- **Brief**
Each line of the data that includes the string "Bhadur" is to be copied out.

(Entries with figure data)
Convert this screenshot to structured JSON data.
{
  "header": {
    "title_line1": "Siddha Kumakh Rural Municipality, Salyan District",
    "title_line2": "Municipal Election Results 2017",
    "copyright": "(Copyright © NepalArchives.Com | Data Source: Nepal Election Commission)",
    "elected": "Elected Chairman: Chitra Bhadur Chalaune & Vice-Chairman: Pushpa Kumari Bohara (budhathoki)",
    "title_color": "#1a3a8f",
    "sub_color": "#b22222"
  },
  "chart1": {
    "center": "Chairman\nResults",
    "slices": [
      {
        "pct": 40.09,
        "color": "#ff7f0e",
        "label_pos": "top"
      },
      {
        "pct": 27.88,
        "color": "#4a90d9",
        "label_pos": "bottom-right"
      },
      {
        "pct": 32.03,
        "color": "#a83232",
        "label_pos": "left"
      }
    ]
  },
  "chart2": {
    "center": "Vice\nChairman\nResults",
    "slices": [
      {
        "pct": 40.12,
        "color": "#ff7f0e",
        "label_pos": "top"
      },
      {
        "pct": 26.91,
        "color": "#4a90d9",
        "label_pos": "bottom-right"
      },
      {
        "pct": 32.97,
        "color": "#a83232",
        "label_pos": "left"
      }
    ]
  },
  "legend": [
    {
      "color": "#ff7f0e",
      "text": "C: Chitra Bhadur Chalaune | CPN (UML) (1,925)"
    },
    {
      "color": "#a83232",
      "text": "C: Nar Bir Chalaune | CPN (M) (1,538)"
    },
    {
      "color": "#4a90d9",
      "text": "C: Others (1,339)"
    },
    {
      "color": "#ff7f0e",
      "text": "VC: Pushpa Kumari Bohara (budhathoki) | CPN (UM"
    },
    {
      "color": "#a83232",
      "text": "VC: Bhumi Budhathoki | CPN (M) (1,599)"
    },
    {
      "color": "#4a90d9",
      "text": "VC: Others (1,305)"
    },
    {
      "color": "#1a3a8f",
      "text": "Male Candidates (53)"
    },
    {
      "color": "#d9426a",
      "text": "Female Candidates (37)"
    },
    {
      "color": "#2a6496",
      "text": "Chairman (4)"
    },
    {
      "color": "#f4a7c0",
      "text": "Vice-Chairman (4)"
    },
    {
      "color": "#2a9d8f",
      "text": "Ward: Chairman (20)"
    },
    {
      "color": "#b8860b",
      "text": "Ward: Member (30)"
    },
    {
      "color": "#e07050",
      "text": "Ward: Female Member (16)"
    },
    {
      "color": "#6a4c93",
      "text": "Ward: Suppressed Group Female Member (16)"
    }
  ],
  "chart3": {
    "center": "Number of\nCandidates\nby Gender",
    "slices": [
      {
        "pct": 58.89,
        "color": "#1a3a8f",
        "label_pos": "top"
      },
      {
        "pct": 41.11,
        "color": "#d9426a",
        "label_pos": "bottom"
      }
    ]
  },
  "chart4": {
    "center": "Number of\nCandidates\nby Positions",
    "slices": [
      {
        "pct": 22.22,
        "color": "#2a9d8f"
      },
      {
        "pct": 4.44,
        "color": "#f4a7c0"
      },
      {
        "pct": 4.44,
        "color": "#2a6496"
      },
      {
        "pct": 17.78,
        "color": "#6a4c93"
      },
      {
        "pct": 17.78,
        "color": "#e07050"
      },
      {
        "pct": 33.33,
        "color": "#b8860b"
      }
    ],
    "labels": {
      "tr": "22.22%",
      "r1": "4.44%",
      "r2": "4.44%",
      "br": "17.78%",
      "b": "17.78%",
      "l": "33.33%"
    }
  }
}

==

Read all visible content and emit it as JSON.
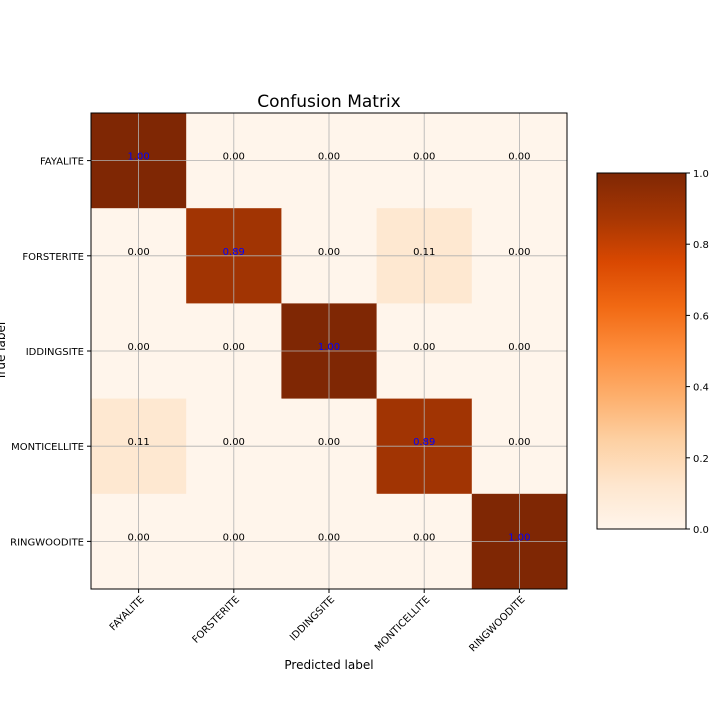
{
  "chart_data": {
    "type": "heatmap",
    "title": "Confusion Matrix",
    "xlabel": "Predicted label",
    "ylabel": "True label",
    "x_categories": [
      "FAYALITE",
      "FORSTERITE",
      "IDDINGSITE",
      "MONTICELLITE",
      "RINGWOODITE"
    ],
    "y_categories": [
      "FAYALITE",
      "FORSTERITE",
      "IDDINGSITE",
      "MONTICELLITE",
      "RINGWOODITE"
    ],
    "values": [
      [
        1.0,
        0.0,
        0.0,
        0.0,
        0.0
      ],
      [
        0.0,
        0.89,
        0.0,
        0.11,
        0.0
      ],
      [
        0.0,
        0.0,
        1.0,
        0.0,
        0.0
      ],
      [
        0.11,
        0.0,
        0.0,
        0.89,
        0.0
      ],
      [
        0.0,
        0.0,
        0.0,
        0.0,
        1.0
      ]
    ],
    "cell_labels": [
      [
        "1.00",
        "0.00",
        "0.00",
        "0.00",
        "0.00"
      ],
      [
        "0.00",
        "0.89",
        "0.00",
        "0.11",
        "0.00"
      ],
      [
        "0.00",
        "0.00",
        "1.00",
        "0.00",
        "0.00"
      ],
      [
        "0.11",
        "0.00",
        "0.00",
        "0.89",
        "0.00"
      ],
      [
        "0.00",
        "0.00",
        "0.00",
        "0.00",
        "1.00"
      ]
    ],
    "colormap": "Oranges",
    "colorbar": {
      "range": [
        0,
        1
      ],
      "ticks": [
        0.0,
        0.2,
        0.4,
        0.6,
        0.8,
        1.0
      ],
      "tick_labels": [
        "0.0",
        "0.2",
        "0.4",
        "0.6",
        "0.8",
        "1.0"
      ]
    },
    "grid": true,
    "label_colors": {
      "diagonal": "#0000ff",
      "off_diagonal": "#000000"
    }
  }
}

--

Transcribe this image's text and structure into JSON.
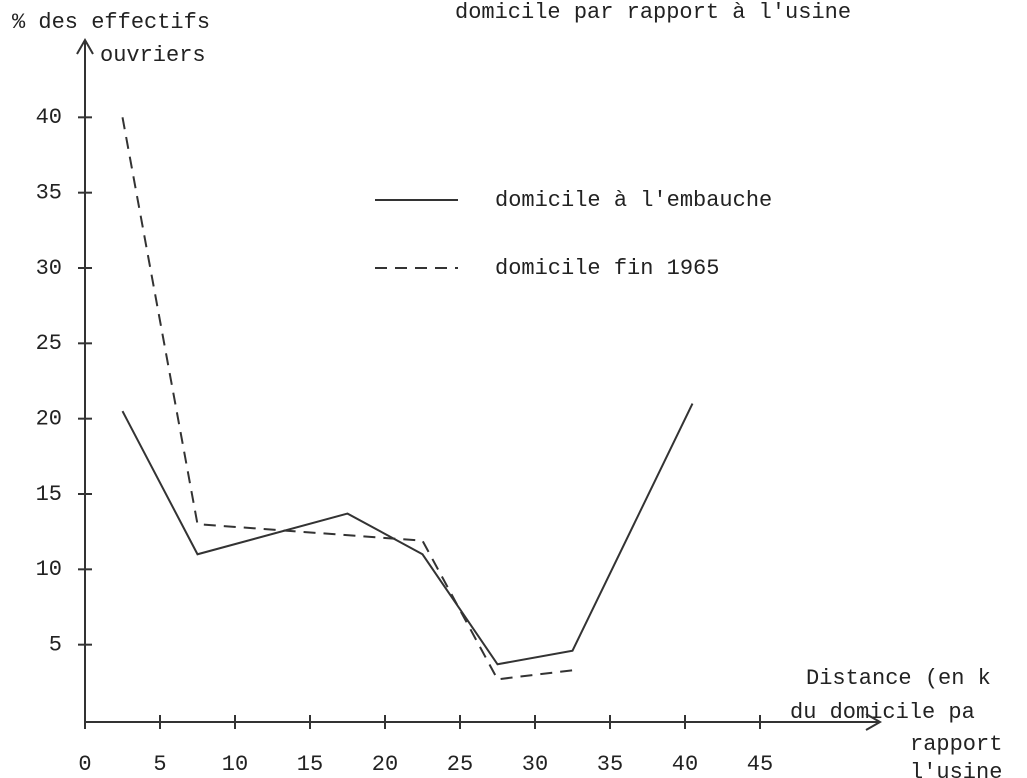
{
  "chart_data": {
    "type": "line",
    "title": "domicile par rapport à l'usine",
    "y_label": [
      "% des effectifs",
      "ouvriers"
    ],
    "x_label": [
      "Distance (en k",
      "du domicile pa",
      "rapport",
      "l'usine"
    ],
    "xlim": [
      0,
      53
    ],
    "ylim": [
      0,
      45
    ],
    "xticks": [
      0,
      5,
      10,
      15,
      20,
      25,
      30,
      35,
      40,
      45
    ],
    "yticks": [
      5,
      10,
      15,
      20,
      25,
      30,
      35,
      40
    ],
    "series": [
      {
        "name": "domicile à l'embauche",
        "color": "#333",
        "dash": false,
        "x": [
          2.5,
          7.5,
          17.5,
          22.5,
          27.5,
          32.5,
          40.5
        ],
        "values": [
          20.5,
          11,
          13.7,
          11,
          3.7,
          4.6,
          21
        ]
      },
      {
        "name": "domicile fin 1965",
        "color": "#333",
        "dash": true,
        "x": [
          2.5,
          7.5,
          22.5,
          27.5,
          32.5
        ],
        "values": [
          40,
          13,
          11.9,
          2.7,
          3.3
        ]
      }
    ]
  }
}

- **Answer for this exercise**
    "elected": "Elected Chairman: Chitra Bhadur Chalaune & Vice-Chairman: Pushpa Kumari Bohara (budhathoki)",
      "text": "C: Chitra Bhadur Chalaune | CPN (UML) (1,925)"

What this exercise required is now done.